**Exercise details:**
Will you extract the entries word for word? Images should not appear in the copy.

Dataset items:
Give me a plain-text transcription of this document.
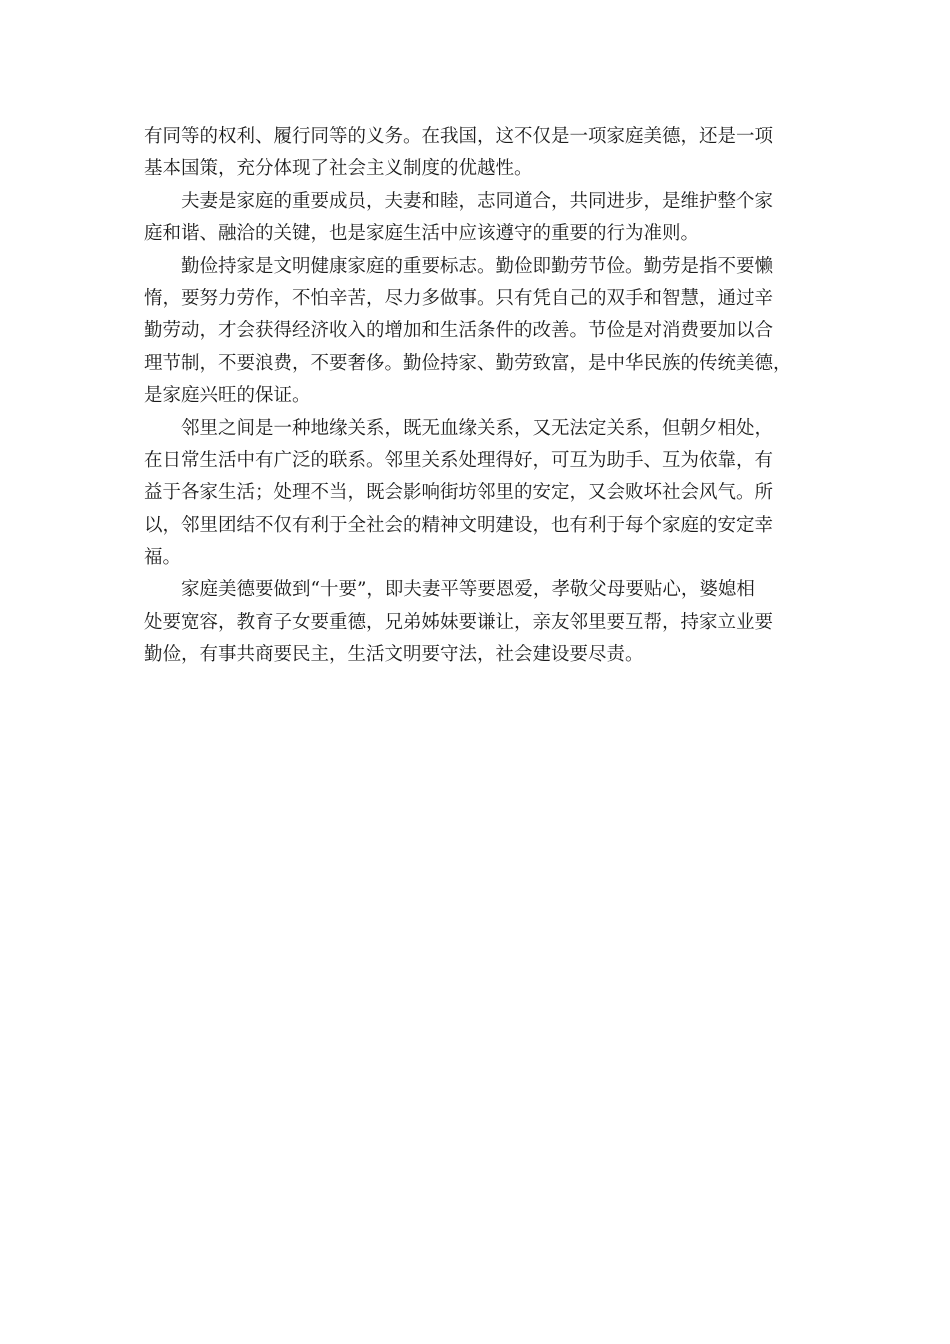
有同等的权利、履行同等的义务。在我国，这不仅是一项家庭美德，还是一项
基本国策，充分体现了社会主义制度的优越性。
夫妻是家庭的重要成员，夫妻和睦，志同道合，共同进步，是维护整个家
庭和谐、融洽的关键，也是家庭生活中应该遵守的重要的行为准则。
勤俭持家是文明健康家庭的重要标志。勤俭即勤劳节俭。勤劳是指不要懒
惰，要努力劳作，不怕辛苦，尽力多做事。只有凭自己的双手和智慧，通过辛
勤劳动，才会获得经济收入的增加和生活条件的改善。节俭是对消费要加以合
理节制，不要浪费，不要奢侈。勤俭持家、勤劳致富，是中华民族的传统美德，
是家庭兴旺的保证。
邻里之间是一种地缘关系，既无血缘关系，又无法定关系，但朝夕相处，
在日常生活中有广泛的联系。邻里关系处理得好，可互为助手、互为依靠，有
益于各家生活；处理不当，既会影响街坊邻里的安定，又会败坏社会风气。所
以，邻里团结不仅有利于全社会的精神文明建设，也有利于每个家庭的安定幸
福。
家庭美德要做到“十要”，即夫妻平等要恩爱，孝敬父母要贴心，婆媳相
处要宽容，教育子女要重德，兄弟姊妹要谦让，亲友邻里要互帮，持家立业要
勤俭，有事共商要民主，生活文明要守法，社会建设要尽责。
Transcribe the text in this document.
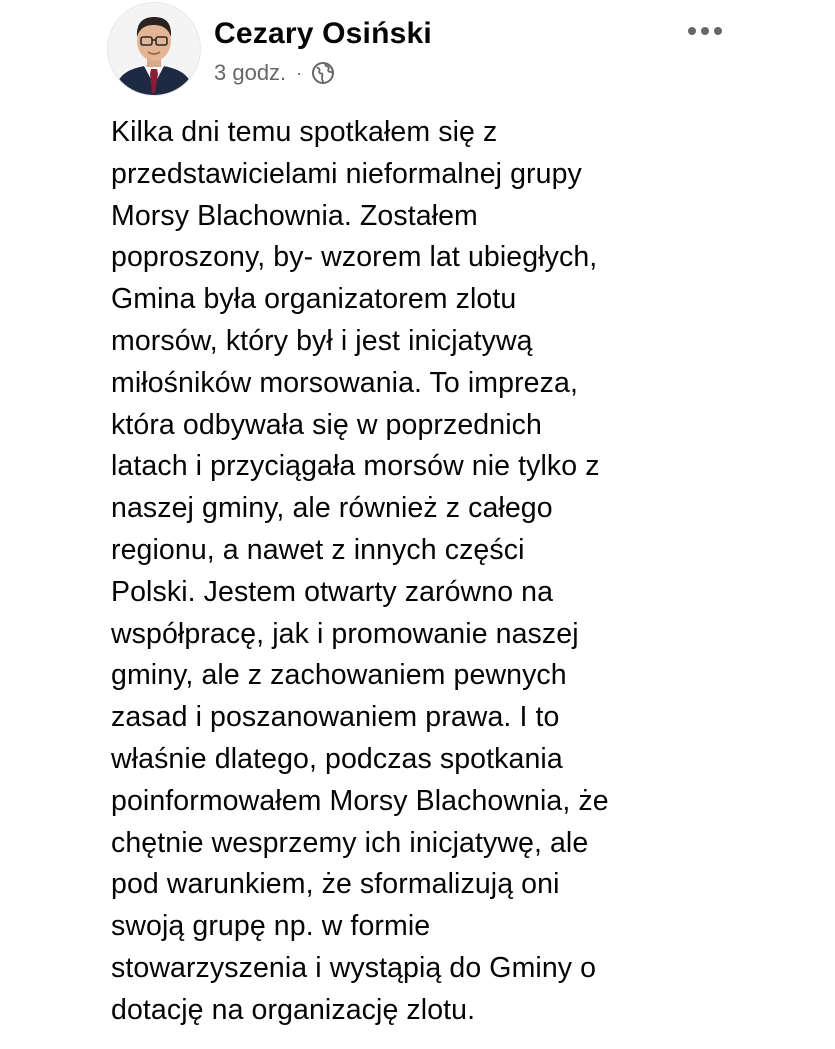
Cezary Osiński
3 godz. ·
Kilka dni temu spotkałem się z
przedstawicielami nieformalnej grupy
Morsy Blachownia. Zostałem
poproszony, by- wzorem lat ubiegłych,
Gmina była organizatorem zlotu
morsów, który był i jest inicjatywą
miłośników morsowania. To impreza,
która odbywała się w poprzednich
latach i przyciągała morsów nie tylko z
naszej gminy, ale również z całego
regionu, a nawet z innych części
Polski. Jestem otwarty zarówno na
współpracę, jak i promowanie naszej
gminy, ale z zachowaniem pewnych
zasad i poszanowaniem prawa. I to
właśnie dlatego, podczas spotkania
poinformowałem Morsy Blachownia, że
chętnie wesprzemy ich inicjatywę, ale
pod warunkiem, że sformalizują oni
swoją grupę np. w formie
stowarzyszenia i wystąpią do Gminy o
dotację na organizację zlotu.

**Full output:**
Give me a plain-text transcription of this document.
有同等的权利、履行同等的义务。在我国，这不仅是一项家庭美德，还是一项
基本国策，充分体现了社会主义制度的优越性。
夫妻是家庭的重要成员，夫妻和睦，志同道合，共同进步，是维护整个家
庭和谐、融洽的关键，也是家庭生活中应该遵守的重要的行为准则。
勤俭持家是文明健康家庭的重要标志。勤俭即勤劳节俭。勤劳是指不要懒
惰，要努力劳作，不怕辛苦，尽力多做事。只有凭自己的双手和智慧，通过辛
勤劳动，才会获得经济收入的增加和生活条件的改善。节俭是对消费要加以合
理节制，不要浪费，不要奢侈。勤俭持家、勤劳致富，是中华民族的传统美德，
是家庭兴旺的保证。
邻里之间是一种地缘关系，既无血缘关系，又无法定关系，但朝夕相处，
在日常生活中有广泛的联系。邻里关系处理得好，可互为助手、互为依靠，有
益于各家生活；处理不当，既会影响街坊邻里的安定，又会败坏社会风气。所
以，邻里团结不仅有利于全社会的精神文明建设，也有利于每个家庭的安定幸
福。
家庭美德要做到“十要”，即夫妻平等要恩爱，孝敬父母要贴心，婆媳相
处要宽容，教育子女要重德，兄弟姊妹要谦让，亲友邻里要互帮，持家立业要
勤俭，有事共商要民主，生活文明要守法，社会建设要尽责。
Transcribe the text in this document.
Cezary Osiński
3 godz. ·
Kilka dni temu spotkałem się z
przedstawicielami nieformalnej grupy
Morsy Blachownia. Zostałem
poproszony, by- wzorem lat ubiegłych,
Gmina była organizatorem zlotu
morsów, który był i jest inicjatywą
miłośników morsowania. To impreza,
która odbywała się w poprzednich
latach i przyciągała morsów nie tylko z
naszej gminy, ale również z całego
regionu, a nawet z innych części
Polski. Jestem otwarty zarówno na
współpracę, jak i promowanie naszej
gminy, ale z zachowaniem pewnych
zasad i poszanowaniem prawa. I to
właśnie dlatego, podczas spotkania
poinformowałem Morsy Blachownia, że
chętnie wesprzemy ich inicjatywę, ale
pod warunkiem, że sformalizują oni
swoją grupę np. w formie
stowarzyszenia i wystąpią do Gminy o
dotację na organizację zlotu.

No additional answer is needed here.